> REQUIRED WORK
Please write out the material that follows, exactly as it stands.

> INFORMATION GIVEN
══════

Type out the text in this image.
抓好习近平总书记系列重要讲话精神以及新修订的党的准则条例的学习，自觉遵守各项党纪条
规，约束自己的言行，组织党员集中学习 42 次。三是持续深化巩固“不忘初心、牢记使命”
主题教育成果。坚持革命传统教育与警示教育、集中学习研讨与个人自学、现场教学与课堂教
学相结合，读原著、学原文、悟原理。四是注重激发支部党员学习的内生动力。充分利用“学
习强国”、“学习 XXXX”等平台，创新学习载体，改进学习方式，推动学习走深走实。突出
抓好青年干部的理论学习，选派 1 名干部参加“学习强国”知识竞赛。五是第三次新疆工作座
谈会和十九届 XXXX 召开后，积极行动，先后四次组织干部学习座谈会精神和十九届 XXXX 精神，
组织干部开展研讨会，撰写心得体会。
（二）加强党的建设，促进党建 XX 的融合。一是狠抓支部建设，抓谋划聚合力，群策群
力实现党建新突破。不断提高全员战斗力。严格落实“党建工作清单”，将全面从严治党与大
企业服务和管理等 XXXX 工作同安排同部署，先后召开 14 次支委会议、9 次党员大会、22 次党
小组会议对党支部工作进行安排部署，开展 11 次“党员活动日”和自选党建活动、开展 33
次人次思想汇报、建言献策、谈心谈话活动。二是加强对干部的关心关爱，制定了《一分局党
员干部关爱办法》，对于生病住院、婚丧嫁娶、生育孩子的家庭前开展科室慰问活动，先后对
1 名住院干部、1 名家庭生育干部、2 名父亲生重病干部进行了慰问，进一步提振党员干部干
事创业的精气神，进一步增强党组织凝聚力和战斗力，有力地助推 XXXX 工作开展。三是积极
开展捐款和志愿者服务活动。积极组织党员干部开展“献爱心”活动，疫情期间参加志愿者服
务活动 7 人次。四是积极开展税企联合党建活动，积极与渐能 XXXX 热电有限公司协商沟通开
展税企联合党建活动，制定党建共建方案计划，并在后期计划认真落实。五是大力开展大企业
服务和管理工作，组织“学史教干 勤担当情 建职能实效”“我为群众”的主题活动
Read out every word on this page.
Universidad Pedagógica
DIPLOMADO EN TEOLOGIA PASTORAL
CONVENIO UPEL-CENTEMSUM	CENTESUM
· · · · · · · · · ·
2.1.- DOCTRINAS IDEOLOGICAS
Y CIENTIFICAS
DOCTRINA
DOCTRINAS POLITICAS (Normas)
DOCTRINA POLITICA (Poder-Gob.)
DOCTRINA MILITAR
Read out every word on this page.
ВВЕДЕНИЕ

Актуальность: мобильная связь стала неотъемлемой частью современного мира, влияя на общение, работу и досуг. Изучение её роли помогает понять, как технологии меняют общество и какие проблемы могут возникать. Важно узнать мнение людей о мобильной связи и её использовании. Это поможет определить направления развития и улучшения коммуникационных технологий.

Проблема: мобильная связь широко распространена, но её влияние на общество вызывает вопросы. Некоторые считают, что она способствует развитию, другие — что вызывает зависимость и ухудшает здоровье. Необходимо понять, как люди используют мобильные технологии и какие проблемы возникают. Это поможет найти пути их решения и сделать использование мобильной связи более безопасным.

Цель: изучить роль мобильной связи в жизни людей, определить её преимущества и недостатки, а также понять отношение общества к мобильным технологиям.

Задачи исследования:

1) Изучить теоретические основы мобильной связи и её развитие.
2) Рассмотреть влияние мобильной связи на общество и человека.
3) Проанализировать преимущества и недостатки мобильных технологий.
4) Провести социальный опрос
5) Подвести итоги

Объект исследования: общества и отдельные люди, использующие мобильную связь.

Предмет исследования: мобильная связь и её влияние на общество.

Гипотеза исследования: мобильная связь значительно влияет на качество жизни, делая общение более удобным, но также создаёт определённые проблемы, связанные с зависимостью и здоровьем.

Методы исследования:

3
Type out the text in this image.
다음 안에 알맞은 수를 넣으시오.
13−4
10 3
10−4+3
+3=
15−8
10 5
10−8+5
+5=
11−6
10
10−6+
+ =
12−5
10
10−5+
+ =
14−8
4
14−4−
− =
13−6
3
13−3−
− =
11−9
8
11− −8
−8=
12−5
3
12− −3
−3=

══════

> WRITTEN SOLUTION
Type out the text in this image.
抓好习近平总书记系列重要讲话精神以及新修订的党的准则条例的学习，自觉遵守各项党纪条
规，约束自己的言行，组织党员集中学习 42 次。三是持续深化巩固“不忘初心、牢记使命”
主题教育成果。坚持革命传统教育与警示教育、集中学习研讨与个人自学、现场教学与课堂教
学相结合，读原著、学原文、悟原理。四是注重激发支部党员学习的内生动力。充分利用“学
习强国”、“学习 XXXX”等平台，创新学习载体，改进学习方式，推动学习走深走实。突出
抓好青年干部的理论学习，选派 1 名干部参加“学习强国”知识竞赛。五是第三次新疆工作座
谈会和十九届 XXXX 召开后，积极行动，先后四次组织干部学习座谈会精神和十九届 XXXX 精神，
组织干部开展研讨会，撰写心得体会。
（二）加强党的建设，促进党建 XX 的融合。一是狠抓支部建设，抓谋划聚合力，群策群
力实现党建新突破。不断提高全员战斗力。严格落实“党建工作清单”，将全面从严治党与大
企业服务和管理等 XXXX 工作同安排同部署，先后召开 14 次支委会议、9 次党员大会、22 次党
小组会议对党支部工作进行安排部署，开展 11 次“党员活动日”和自选党建活动、开展 33
次人次思想汇报、建言献策、谈心谈话活动。二是加强对干部的关心关爱，制定了《一分局党
员干部关爱办法》，对于生病住院、婚丧嫁娶、生育孩子的家庭前开展科室慰问活动，先后对
1 名住院干部、1 名家庭生育干部、2 名父亲生重病干部进行了慰问，进一步提振党员干部干
事创业的精气神，进一步增强党组织凝聚力和战斗力，有力地助推 XXXX 工作开展。三是积极
开展捐款和志愿者服务活动。积极组织党员干部开展“献爱心”活动，疫情期间参加志愿者服
务活动 7 人次。四是积极开展税企联合党建活动，积极与渐能 XXXX 热电有限公司协商沟通开
展税企联合党建活动，制定党建共建方案计划，并在后期计划认真落实。五是大力开展大企业
服务和管理工作，组织“学史教干 勤担当情 建职能实效”“我为群众”的主题活动
Read out every word on this page.
Universidad Pedagógica
DIPLOMADO EN TEOLOGIA PASTORAL
CONVENIO UPEL-CENTEMSUM	CENTESUM
· · · · · · · · · ·
2.1.- DOCTRINAS IDEOLOGICAS
Y CIENTIFICAS
DOCTRINA
DOCTRINAS POLITICAS (Normas)
DOCTRINA POLITICA (Poder-Gob.)
DOCTRINA MILITAR
Read out every word on this page.
ВВЕДЕНИЕ

Актуальность: мобильная связь стала неотъемлемой частью современного мира, влияя на общение, работу и досуг. Изучение её роли помогает понять, как технологии меняют общество и какие проблемы могут возникать. Важно узнать мнение людей о мобильной связи и её использовании. Это поможет определить направления развития и улучшения коммуникационных технологий.

Проблема: мобильная связь широко распространена, но её влияние на общество вызывает вопросы. Некоторые считают, что она способствует развитию, другие — что вызывает зависимость и ухудшает здоровье. Необходимо понять, как люди используют мобильные технологии и какие проблемы возникают. Это поможет найти пути их решения и сделать использование мобильной связи более безопасным.

Цель: изучить роль мобильной связи в жизни людей, определить её преимущества и недостатки, а также понять отношение общества к мобильным технологиям.

Задачи исследования:

1) Изучить теоретические основы мобильной связи и её развитие.
2) Рассмотреть влияние мобильной связи на общество и человека.
3) Проанализировать преимущества и недостатки мобильных технологий.
4) Провести социальный опрос
5) Подвести итоги

Объект исследования: общества и отдельные люди, использующие мобильную связь.

Предмет исследования: мобильная связь и её влияние на общество.

Гипотеза исследования: мобильная связь значительно влияет на качество жизни, делая общение более удобным, но также создаёт определённые проблемы, связанные с зависимостью и здоровьем.

Методы исследования:

3
Type out the text in this image.
다음 안에 알맞은 수를 넣으시오.
13−4
10 3
10−4+3
+3=
15−8
10 5
10−8+5
+5=
11−6
10
10−6+
+ =
12−5
10
10−5+
+ =
14−8
4
14−4−
− =
13−6
3
13−3−
− =
11−9
8
11− −8
−8=
12−5
3
12− −3
−3=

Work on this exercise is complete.